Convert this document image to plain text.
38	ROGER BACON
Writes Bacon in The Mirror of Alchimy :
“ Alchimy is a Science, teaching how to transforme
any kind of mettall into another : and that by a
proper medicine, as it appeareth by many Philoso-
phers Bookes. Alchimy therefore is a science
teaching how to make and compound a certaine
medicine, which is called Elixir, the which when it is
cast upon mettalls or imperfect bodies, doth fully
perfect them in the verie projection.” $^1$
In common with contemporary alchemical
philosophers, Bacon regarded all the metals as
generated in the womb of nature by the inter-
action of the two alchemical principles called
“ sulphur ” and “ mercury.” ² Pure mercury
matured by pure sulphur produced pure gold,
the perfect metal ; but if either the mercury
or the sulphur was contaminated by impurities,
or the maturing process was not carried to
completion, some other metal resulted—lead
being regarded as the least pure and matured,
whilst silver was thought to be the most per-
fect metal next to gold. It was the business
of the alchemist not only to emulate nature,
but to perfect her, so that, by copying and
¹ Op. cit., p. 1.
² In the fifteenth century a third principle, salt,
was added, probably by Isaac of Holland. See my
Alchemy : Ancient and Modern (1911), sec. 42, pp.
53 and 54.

==================================================

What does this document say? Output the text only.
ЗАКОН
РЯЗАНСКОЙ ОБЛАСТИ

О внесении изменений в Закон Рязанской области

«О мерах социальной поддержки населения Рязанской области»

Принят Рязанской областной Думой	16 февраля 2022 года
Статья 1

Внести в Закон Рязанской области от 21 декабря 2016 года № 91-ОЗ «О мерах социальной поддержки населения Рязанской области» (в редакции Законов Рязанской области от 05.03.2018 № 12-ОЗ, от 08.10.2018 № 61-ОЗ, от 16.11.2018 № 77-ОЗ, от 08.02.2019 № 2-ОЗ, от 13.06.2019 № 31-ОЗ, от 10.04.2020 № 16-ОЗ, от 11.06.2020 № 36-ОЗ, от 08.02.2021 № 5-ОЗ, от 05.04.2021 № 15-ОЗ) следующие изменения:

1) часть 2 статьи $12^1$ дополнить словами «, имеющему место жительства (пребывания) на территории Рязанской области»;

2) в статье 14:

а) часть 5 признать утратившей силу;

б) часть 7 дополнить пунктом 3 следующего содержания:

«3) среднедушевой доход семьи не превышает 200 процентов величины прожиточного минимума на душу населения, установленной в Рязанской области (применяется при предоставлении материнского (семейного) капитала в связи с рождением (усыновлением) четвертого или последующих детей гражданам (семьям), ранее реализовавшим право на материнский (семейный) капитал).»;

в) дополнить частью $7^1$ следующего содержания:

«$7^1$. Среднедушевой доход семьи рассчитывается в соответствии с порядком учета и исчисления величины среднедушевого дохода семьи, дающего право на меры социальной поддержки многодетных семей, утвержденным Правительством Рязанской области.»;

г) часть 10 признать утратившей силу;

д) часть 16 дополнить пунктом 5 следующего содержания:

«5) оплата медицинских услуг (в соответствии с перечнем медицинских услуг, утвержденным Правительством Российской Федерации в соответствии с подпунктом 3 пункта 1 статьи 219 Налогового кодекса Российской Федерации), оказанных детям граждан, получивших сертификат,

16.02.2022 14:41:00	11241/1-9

==================================================

### Written exercise
Select the lines from the entries that include the word "социальной".

### Result of this task
«О мерах социальной поддержки населения Рязанской области»
Внести в Закон Рязанской области от 21 декабря 2016 года № 91-ОЗ «О мерах социальной поддержки населения Рязанской области» (в редакции Законов Рязанской области от 05.03.2018 № 12-ОЗ, от 08.10.2018 № 61-ОЗ, от 16.11.2018 № 77-ОЗ, от 08.02.2019 № 2-ОЗ, от 13.06.2019 № 31-ОЗ, от 10.04.2020 № 16-ОЗ, от 11.06.2020 № 36-ОЗ, от 08.02.2021 № 5-ОЗ, от 05.04.2021 № 15-ОЗ) следующие изменения:
«$7^1$. Среднедушевой доход семьи рассчитывается в соответствии с порядком учета и исчисления величины среднедушевого дохода семьи, дающего право на меры социальной поддержки многодетных семей, утвержденным Правительством Рязанской области.»;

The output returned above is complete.